== TASK DATA ==

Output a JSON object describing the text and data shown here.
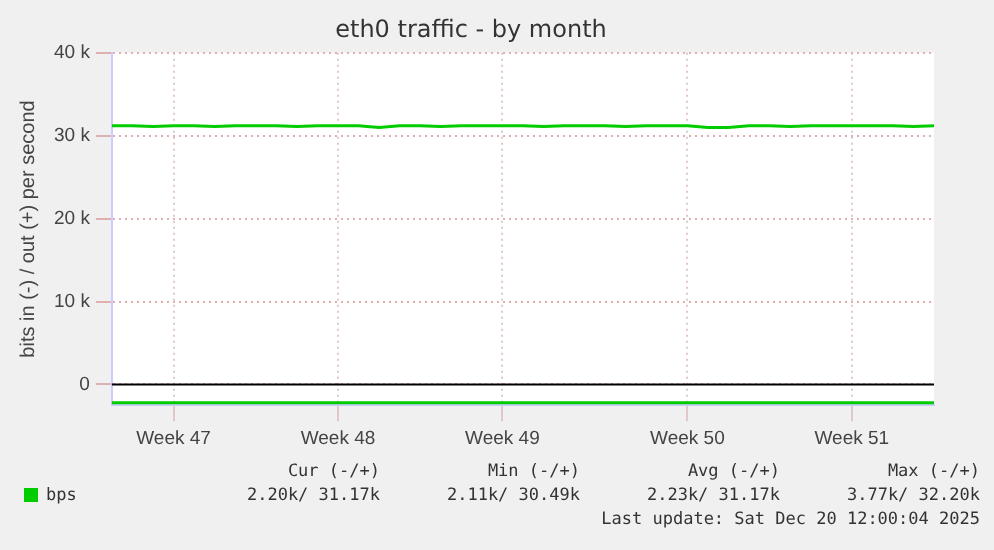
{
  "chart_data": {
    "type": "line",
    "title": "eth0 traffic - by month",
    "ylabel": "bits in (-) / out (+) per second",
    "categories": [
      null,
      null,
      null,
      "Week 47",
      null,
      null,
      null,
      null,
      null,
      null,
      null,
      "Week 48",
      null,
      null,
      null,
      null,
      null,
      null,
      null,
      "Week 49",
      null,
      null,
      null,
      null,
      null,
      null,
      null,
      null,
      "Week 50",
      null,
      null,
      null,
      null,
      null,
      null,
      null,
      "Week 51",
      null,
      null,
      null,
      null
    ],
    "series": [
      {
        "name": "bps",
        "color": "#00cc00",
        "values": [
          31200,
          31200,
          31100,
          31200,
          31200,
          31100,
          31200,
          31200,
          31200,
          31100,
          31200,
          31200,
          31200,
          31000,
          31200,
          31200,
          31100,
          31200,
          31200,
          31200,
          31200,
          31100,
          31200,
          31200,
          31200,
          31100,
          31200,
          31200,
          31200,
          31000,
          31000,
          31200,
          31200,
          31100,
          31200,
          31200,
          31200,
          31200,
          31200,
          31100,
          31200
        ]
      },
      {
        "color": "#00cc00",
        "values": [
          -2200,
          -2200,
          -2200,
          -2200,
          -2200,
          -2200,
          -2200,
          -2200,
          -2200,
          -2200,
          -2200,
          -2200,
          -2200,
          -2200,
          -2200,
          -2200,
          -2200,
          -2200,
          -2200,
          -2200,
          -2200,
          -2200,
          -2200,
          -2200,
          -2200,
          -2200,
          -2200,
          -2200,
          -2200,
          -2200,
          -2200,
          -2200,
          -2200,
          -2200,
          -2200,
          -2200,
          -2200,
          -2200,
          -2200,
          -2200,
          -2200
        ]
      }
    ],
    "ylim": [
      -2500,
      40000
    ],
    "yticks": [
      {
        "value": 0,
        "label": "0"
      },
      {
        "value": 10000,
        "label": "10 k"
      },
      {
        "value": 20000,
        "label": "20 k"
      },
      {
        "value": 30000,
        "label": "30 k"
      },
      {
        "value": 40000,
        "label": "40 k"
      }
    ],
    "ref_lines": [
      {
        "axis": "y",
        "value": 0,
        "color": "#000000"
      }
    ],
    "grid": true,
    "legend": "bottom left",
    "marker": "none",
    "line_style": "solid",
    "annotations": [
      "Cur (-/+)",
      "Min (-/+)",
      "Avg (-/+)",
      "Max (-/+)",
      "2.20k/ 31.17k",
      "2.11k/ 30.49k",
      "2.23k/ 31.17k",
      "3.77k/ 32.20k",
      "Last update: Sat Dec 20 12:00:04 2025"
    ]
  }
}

===
== TASK DATA ==

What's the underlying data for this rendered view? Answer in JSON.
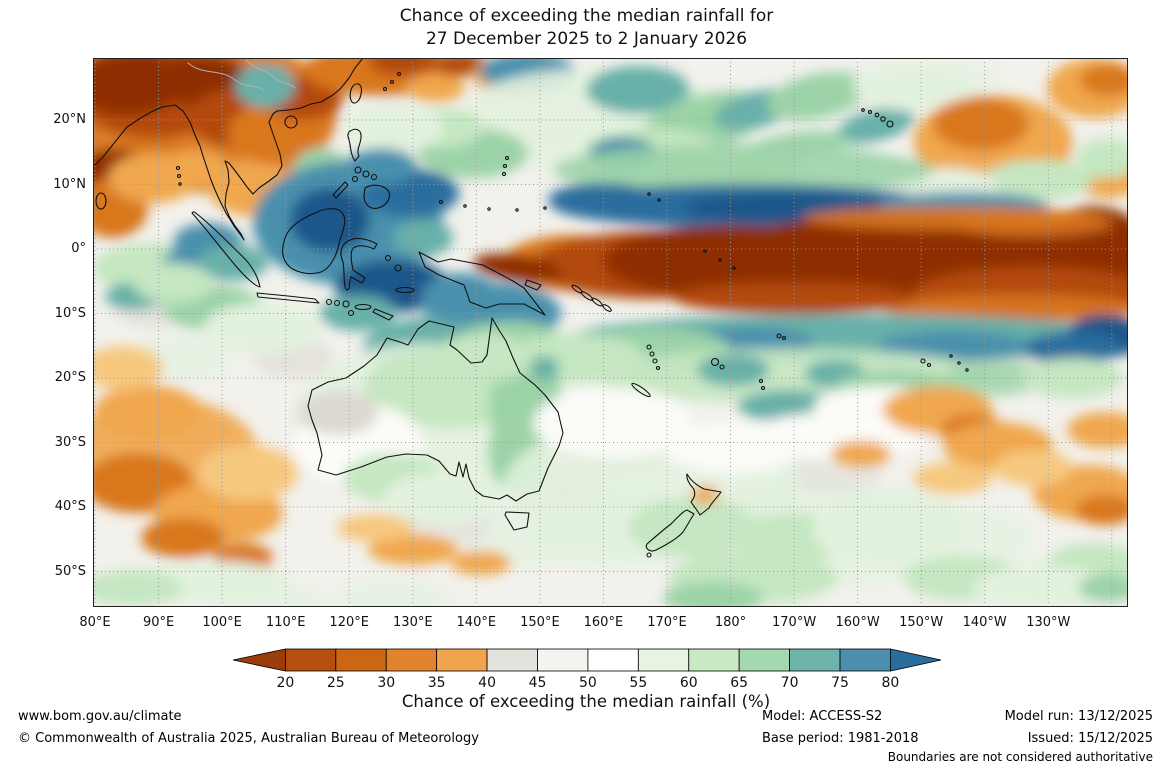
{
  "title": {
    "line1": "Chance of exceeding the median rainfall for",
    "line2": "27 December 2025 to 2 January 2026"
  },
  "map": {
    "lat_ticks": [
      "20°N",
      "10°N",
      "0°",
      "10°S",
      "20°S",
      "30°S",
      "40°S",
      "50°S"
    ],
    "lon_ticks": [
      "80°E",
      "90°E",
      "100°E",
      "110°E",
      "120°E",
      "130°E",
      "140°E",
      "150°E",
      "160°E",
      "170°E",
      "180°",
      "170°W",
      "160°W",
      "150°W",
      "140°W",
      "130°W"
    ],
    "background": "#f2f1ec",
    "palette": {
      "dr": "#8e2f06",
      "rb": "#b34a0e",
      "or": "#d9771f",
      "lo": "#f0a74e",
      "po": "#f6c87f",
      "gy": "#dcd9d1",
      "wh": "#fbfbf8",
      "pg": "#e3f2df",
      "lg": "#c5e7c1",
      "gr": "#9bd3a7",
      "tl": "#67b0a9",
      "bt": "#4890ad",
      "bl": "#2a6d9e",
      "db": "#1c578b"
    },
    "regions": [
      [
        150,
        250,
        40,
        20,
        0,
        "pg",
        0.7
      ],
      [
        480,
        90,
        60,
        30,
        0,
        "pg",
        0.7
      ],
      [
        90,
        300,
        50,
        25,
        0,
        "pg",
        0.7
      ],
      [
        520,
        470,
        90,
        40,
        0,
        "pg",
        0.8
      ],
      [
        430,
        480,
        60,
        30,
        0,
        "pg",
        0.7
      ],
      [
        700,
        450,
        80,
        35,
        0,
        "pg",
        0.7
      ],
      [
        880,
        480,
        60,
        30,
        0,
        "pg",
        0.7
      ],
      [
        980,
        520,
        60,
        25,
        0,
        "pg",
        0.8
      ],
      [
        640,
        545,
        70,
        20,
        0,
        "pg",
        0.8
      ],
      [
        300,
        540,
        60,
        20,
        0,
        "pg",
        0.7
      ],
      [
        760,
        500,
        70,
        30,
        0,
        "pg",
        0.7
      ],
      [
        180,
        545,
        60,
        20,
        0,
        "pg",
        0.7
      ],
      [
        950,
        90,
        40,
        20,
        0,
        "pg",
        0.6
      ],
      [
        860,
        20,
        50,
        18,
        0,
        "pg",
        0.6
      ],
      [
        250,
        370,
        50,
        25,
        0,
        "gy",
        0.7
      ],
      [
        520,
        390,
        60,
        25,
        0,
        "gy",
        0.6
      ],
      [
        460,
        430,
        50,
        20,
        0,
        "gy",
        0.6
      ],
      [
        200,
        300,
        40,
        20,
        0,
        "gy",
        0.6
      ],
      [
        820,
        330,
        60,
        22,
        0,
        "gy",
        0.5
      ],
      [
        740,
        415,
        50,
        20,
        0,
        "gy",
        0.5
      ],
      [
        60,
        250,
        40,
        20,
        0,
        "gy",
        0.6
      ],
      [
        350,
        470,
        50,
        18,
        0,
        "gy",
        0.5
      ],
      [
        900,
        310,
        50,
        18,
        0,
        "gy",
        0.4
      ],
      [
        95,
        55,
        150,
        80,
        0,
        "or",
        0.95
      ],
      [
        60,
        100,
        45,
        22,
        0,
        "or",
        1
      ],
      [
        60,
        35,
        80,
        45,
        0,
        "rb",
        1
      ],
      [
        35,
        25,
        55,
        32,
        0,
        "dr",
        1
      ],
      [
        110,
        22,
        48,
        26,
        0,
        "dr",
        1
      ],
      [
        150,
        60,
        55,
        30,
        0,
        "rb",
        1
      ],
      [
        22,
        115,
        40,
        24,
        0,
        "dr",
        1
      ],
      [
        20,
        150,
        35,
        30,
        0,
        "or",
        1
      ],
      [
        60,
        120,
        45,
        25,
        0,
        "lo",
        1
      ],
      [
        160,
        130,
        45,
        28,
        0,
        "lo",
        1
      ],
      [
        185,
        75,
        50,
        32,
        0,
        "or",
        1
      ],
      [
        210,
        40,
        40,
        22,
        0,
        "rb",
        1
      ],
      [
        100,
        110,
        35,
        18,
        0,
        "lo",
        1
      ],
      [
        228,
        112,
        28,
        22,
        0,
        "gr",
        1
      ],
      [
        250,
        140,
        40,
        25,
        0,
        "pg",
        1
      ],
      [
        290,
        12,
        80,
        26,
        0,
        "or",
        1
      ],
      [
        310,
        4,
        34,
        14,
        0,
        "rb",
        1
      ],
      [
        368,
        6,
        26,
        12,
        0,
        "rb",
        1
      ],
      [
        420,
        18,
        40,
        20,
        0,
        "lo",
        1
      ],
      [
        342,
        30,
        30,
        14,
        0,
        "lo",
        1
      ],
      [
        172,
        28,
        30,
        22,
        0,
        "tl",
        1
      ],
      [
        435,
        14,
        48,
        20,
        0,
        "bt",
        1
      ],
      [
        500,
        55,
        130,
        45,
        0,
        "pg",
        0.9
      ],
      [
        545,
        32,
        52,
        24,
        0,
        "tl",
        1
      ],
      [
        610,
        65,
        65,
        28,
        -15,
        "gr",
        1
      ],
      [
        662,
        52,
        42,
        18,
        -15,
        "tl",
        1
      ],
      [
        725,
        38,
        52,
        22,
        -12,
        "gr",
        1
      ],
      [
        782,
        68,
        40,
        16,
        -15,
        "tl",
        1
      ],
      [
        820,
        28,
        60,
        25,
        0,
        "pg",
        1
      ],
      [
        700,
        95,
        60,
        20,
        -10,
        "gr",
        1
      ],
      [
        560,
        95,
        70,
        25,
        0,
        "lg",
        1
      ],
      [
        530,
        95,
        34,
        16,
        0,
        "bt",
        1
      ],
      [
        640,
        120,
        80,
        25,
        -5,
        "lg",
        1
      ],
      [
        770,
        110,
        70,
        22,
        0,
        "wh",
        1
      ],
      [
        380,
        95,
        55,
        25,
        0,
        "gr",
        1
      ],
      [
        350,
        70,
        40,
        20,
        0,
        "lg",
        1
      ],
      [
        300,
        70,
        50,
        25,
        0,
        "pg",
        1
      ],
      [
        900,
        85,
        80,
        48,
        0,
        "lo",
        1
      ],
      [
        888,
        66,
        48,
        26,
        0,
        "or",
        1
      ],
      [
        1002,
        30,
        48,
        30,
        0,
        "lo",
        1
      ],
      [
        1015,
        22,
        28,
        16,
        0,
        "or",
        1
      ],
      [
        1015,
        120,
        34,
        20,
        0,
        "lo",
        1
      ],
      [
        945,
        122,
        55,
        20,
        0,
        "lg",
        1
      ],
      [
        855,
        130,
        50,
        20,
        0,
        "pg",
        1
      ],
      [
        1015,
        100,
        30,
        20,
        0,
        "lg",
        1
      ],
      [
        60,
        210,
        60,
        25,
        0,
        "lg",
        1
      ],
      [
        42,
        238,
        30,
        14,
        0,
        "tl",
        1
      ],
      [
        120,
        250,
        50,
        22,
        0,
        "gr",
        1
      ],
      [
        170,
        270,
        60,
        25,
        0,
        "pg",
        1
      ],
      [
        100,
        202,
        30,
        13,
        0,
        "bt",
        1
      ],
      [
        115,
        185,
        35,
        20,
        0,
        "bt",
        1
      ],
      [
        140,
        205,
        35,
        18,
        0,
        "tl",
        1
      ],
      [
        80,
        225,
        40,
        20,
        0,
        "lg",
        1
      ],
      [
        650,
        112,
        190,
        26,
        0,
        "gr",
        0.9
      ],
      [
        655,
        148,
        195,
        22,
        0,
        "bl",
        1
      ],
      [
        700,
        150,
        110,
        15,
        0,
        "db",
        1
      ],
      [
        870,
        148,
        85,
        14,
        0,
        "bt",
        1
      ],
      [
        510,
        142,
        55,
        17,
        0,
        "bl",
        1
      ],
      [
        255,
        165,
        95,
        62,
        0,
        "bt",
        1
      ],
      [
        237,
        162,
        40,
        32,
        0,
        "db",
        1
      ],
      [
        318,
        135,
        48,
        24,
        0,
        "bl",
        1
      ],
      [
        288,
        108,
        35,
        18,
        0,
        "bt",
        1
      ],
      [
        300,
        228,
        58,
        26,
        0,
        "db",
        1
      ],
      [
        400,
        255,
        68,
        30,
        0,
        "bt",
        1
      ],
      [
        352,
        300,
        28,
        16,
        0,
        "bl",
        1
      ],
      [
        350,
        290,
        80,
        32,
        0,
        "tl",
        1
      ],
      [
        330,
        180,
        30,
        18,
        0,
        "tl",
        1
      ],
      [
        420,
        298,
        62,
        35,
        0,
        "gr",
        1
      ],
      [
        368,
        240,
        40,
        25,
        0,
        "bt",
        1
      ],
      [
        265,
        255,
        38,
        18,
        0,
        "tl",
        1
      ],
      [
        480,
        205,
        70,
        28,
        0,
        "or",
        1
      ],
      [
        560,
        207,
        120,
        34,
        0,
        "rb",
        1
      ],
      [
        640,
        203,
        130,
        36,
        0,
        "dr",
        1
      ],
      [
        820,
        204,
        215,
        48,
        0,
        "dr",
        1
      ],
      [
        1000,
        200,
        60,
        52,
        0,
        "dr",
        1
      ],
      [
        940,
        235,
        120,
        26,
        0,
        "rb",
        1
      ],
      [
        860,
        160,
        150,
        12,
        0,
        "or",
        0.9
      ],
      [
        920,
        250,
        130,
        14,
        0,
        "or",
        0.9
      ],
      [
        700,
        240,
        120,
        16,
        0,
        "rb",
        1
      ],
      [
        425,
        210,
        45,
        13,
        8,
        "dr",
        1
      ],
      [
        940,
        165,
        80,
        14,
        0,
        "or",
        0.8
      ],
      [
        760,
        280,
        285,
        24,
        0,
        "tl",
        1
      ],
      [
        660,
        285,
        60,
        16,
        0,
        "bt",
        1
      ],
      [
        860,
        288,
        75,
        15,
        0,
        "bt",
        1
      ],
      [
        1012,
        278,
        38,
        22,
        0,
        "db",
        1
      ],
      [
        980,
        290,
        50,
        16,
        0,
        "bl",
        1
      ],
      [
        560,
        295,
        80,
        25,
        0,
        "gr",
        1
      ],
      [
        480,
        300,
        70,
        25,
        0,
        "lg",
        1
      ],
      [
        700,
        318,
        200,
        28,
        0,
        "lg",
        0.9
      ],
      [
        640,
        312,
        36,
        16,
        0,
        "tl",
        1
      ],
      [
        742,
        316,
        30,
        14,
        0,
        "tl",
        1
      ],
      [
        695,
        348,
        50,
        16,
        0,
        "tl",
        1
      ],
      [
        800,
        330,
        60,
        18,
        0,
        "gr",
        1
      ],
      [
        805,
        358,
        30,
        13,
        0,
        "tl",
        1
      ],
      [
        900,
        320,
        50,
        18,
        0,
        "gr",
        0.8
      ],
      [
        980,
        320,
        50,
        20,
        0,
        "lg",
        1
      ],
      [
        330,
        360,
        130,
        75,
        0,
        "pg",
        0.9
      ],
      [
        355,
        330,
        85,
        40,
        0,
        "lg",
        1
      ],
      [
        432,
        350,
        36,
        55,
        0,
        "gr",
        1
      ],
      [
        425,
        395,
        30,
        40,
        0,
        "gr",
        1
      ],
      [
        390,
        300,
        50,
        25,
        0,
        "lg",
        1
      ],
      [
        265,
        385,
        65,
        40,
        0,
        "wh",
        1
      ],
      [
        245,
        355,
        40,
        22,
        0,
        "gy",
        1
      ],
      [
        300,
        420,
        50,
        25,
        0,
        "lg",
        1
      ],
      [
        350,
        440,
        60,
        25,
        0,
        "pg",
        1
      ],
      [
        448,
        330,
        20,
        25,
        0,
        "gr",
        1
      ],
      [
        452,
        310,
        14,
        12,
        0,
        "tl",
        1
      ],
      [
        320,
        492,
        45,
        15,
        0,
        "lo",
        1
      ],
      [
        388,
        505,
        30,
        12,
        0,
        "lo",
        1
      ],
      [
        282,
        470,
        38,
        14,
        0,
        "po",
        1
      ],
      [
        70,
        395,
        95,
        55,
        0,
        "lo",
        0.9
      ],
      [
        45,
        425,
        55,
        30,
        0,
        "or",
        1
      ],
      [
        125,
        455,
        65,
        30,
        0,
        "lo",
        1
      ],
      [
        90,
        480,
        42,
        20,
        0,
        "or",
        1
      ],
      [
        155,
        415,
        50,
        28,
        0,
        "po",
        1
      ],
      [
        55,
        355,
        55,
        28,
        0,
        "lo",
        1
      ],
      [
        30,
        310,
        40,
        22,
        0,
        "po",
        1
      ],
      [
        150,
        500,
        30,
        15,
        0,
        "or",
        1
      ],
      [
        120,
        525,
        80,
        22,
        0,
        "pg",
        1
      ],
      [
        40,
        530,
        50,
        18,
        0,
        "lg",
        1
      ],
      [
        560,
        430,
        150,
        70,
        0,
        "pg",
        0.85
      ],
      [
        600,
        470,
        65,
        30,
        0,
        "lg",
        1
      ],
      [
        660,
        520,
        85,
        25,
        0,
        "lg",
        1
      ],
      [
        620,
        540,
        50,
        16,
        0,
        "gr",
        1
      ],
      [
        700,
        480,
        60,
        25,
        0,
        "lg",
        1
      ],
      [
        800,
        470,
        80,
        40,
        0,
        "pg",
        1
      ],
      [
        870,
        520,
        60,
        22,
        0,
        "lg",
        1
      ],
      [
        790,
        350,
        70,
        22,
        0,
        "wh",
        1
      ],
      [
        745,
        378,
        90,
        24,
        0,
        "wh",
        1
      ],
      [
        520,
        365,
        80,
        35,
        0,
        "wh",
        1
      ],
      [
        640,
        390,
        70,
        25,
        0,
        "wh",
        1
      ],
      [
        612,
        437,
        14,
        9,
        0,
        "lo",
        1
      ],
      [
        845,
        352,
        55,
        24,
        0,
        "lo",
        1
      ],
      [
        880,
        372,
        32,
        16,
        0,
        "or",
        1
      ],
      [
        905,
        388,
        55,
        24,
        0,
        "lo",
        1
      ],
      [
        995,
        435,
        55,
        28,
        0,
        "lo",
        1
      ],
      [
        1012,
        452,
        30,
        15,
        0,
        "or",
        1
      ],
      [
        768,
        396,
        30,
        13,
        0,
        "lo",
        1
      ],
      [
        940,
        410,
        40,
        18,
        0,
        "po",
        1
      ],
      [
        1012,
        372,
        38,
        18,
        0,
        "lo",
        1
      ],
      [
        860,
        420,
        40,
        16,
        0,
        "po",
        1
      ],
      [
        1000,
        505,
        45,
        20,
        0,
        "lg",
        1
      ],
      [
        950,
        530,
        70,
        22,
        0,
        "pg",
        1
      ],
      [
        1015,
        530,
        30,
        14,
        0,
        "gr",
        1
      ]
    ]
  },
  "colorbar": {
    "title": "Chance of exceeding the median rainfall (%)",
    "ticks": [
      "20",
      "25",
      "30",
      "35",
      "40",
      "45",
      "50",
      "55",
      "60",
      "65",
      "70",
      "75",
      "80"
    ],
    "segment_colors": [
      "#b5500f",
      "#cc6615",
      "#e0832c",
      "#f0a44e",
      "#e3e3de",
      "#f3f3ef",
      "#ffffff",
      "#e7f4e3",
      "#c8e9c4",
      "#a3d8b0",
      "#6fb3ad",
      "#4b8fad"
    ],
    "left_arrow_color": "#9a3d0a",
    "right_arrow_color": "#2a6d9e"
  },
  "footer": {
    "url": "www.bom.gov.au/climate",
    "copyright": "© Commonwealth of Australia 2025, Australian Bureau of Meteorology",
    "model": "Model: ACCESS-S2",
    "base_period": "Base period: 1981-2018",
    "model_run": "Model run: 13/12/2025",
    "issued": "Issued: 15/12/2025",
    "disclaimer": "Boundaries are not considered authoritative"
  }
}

===

▶ [DIRECTIONS] Exactly how many lines in the data above contain the word "Week"? Respond with the number and nothing more.

▶ [CORRECT RESPONSE] 5